Texte fourni
········

Voix du peuple arménien

Témoignage
19 septembre 2023 - par Ashkhen Nazinyan 
 - © Arnaud Galy - Agora francophone
© Arnaud Galy - Agora francophone
Ashkhen Nazinyan

Actuellement, les Arméniens suivent avec angoisse les dernières nouvelles du jour. Aujourd’hui l’Azerbaïdjan a lancé une offensive militaire à grande échelle contre l’Artsakh, mettant en danger la vie du peuple arménien. Nous sommes préoccupés par la situation à la frontière. Nous sommes attristés d’apprendre régulièrement la mort d’un garde-frontière âgé de 18 à 20 ans. Les nouvelles officielles parlent de l’accumulation des troupes de l’armée azerbaïdjanaise à la frontière de l’Arménie, de la rhétorique menaçante du pays voisin. Dans ce contexte, les exhortations pacifiques des personnalités officielles de notre pays ne génèrent pour autant pas de sentiment de sécurité parmi le peuple.

········

Travail à faire
Rédigez la suite du témoignage ci-dessus sur l'offensive de l'Azerbaïdjan contre l'Artsakh, à partir de sa dernière phrase.

[Données de reconnaissance de la structure des documents]

········

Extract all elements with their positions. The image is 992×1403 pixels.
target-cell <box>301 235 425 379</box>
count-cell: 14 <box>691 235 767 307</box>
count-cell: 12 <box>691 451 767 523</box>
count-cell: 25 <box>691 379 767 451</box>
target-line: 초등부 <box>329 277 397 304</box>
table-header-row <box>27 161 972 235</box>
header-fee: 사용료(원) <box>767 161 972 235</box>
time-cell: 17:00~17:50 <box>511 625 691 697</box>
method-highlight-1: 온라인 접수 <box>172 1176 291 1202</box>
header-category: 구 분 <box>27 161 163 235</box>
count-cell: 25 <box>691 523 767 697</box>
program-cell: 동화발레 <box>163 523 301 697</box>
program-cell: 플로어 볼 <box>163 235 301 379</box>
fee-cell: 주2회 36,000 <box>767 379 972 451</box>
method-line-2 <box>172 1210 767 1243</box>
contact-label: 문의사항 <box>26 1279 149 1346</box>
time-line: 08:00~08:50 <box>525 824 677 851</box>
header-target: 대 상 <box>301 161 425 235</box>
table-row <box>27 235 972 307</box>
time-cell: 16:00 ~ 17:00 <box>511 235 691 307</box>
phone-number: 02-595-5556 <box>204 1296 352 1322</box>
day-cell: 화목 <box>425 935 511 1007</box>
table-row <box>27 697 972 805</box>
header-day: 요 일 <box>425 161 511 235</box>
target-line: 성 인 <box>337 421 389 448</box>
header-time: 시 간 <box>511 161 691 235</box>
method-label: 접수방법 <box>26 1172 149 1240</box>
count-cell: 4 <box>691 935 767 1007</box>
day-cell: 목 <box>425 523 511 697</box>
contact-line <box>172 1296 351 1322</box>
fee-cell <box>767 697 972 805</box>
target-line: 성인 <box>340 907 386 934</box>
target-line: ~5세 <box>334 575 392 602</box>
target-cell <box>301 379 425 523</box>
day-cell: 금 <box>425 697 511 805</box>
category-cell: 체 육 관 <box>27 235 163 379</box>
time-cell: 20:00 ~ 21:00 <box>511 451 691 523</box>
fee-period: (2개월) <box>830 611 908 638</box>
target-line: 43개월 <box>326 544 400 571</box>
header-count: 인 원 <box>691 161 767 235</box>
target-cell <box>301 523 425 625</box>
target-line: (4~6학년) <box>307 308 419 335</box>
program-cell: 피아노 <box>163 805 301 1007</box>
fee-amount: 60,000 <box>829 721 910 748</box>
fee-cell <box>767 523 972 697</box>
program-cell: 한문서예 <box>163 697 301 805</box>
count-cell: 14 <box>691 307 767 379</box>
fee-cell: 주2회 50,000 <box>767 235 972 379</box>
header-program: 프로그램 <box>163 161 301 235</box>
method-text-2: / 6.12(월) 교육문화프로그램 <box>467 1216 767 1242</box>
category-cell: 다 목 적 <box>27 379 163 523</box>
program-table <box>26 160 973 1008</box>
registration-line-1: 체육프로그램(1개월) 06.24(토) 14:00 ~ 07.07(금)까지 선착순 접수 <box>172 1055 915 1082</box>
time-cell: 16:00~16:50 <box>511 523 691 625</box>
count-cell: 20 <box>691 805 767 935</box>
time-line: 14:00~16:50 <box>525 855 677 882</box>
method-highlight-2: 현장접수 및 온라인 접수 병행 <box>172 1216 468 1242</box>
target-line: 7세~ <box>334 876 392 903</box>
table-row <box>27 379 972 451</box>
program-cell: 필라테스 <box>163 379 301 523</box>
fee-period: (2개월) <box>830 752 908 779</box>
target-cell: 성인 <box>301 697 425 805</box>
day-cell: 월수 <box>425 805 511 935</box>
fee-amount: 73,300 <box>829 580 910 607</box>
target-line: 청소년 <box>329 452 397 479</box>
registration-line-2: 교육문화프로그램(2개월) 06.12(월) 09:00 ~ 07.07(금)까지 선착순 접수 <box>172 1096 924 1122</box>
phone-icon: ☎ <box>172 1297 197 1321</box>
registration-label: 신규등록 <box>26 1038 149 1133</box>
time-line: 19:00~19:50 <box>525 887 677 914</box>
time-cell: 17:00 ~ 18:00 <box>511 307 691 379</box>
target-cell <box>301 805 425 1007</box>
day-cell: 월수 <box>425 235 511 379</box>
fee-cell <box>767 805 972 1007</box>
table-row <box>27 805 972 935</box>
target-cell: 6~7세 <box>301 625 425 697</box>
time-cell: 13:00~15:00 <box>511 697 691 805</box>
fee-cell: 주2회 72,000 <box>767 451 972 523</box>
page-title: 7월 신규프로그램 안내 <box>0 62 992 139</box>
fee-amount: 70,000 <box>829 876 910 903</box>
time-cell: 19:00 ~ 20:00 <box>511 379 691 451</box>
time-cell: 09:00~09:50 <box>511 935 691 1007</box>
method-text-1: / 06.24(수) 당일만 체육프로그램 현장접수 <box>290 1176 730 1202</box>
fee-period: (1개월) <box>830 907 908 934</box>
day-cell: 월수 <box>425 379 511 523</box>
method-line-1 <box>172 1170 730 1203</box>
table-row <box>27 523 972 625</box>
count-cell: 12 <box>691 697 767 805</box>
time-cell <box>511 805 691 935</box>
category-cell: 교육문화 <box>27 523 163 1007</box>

········

Réponse ci-dessous
Malgré le fort esprit et la volonté patriotiques, après trois ans de conflit, la blessure sanglante de la nation arménienne ne cicatrise pas. En même temps, les slogans belliqueux, expansionnistes et implacables de l’Azerbaïdjan nous obligent à entrer dans une nouvelle lutte. Ils posent des conditions préalables menaçantes, mettent en avant de nouvelles pressions. L’ Azerbaïdjan nous oblige à lutter à nouveau pour notre existence, pour inexistence de nos enfants, de notre patrie, au nom de nos frères et de nos sœurs.

Nos compatriotes de l’Artsakh à quelques kilomètres de nous, en plus d’une pression psychologique indescriptible, meurent de faim depuis des mois. Il semble inconcevable que dans ce monde civilisé, 120 000 personnes soient privées d’approvisionnement alimentaire de base. Les femmes enceintes font des fausses couches en raison de carences nutritionnelles, les patient(e)s sont privées des médicaments et des soins médicaux nécessaires et les enfants fréquentent les écoles en étant sous-alimentés. Cela vous semble-t-il être une situation acceptable au 21ème siècle ?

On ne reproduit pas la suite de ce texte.